**Task description:** List every line below containing "this".
◇ ◇ ◇ ◇ ◇
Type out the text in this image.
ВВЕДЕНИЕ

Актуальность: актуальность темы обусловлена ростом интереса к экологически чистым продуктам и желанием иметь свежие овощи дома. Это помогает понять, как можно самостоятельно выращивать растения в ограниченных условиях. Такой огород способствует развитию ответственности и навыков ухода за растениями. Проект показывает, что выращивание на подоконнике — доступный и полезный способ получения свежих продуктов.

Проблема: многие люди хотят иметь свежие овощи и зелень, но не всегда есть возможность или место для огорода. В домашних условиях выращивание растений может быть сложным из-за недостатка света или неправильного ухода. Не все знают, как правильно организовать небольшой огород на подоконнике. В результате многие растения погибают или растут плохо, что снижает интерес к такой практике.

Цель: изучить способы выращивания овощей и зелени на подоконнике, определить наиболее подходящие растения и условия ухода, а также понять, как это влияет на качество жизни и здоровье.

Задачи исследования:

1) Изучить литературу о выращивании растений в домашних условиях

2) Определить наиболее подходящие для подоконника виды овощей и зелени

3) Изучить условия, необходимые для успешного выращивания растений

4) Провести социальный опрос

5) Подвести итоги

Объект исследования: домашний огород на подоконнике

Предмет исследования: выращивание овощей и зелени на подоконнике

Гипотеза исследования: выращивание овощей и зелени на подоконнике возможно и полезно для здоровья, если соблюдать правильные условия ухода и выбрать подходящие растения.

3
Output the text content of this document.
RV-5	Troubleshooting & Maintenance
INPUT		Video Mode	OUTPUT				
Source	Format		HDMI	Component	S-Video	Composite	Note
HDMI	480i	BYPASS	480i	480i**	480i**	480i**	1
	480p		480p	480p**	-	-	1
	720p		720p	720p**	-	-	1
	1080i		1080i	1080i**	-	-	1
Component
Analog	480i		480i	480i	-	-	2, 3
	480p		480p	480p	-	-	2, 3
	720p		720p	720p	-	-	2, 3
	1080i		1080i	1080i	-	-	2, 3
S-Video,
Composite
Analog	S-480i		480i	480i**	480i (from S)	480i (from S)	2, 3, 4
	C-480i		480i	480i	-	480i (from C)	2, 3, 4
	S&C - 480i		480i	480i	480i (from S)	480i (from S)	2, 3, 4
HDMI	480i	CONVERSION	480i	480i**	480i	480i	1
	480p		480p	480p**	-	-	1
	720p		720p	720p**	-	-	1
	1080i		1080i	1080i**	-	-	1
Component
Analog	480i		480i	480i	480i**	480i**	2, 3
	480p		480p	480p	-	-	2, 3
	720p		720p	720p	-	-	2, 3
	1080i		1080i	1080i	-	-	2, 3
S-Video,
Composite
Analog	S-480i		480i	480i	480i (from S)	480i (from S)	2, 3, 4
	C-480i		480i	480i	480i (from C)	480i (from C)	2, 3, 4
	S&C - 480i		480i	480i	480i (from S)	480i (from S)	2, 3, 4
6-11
◇ ◇ ◇ ◇ ◇
**Reply to the task:**
Type out the text in this image.
Output the text content of this document.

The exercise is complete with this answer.